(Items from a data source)
:::::

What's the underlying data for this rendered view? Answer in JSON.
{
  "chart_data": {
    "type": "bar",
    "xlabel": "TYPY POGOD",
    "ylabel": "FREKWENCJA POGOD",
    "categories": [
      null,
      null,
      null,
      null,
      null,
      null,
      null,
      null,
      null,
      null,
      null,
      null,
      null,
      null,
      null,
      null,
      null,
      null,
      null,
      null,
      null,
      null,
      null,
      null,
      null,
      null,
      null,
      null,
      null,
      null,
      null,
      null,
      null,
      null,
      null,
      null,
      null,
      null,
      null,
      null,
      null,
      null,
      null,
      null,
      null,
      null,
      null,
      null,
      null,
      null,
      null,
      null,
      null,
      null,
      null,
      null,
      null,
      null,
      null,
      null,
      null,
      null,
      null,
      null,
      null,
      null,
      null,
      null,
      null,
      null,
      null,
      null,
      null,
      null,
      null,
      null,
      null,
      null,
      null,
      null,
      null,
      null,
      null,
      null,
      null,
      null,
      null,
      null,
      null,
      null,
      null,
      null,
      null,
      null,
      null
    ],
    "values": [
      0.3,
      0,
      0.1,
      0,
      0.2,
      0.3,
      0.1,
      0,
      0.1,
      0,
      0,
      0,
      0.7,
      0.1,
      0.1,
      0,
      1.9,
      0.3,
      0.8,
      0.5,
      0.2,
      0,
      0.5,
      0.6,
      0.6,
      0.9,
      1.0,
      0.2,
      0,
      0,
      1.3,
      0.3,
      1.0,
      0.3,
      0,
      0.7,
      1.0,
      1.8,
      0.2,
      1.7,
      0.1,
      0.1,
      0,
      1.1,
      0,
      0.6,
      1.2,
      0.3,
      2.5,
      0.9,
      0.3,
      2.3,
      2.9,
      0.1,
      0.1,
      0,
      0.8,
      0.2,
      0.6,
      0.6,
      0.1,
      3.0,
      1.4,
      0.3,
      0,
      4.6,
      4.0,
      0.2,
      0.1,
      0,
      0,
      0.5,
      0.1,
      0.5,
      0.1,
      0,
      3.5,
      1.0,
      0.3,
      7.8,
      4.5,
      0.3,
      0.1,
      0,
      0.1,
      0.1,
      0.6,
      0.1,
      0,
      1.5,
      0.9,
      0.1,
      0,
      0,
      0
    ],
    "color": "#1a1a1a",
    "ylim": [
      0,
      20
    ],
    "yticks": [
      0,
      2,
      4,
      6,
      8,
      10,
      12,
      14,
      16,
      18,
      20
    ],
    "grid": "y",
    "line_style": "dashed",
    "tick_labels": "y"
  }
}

:::::

> Given problem
Print every entry exactly as it appears.

> Output for this exercise
What's the underlying data for this rendered view? Answer in JSON.
{
  "chart_data": {
    "type": "bar",
    "xlabel": "TYPY POGOD",
    "ylabel": "FREKWENCJA POGOD",
    "categories": [
      null,
      null,
      null,
      null,
      null,
      null,
      null,
      null,
      null,
      null,
      null,
      null,
      null,
      null,
      null,
      null,
      null,
      null,
      null,
      null,
      null,
      null,
      null,
      null,
      null,
      null,
      null,
      null,
      null,
      null,
      null,
      null,
      null,
      null,
      null,
      null,
      null,
      null,
      null,
      null,
      null,
      null,
      null,
      null,
      null,
      null,
      null,
      null,
      null,
      null,
      null,
      null,
      null,
      null,
      null,
      null,
      null,
      null,
      null,
      null,
      null,
      null,
      null,
      null,
      null,
      null,
      null,
      null,
      null,
      null,
      null,
      null,
      null,
      null,
      null,
      null,
      null,
      null,
      null,
      null,
      null,
      null,
      null,
      null,
      null,
      null,
      null,
      null,
      null,
      null,
      null,
      null,
      null,
      null,
      null
    ],
    "values": [
      0.3,
      0,
      0.1,
      0,
      0.2,
      0.3,
      0.1,
      0,
      0.1,
      0,
      0,
      0,
      0.7,
      0.1,
      0.1,
      0,
      1.9,
      0.3,
      0.8,
      0.5,
      0.2,
      0,
      0.5,
      0.6,
      0.6,
      0.9,
      1.0,
      0.2,
      0,
      0,
      1.3,
      0.3,
      1.0,
      0.3,
      0,
      0.7,
      1.0,
      1.8,
      0.2,
      1.7,
      0.1,
      0.1,
      0,
      1.1,
      0,
      0.6,
      1.2,
      0.3,
      2.5,
      0.9,
      0.3,
      2.3,
      2.9,
      0.1,
      0.1,
      0,
      0.8,
      0.2,
      0.6,
      0.6,
      0.1,
      3.0,
      1.4,
      0.3,
      0,
      4.6,
      4.0,
      0.2,
      0.1,
      0,
      0,
      0.5,
      0.1,
      0.5,
      0.1,
      0,
      3.5,
      1.0,
      0.3,
      7.8,
      4.5,
      0.3,
      0.1,
      0,
      0.1,
      0.1,
      0.6,
      0.1,
      0,
      1.5,
      0.9,
      0.1,
      0,
      0,
      0
    ],
    "color": "#1a1a1a",
    "ylim": [
      0,
      20
    ],
    "yticks": [
      0,
      2,
      4,
      6,
      8,
      10,
      12,
      14,
      16,
      18,
      20
    ],
    "grid": "y",
    "line_style": "dashed",
    "tick_labels": "y"
  }
}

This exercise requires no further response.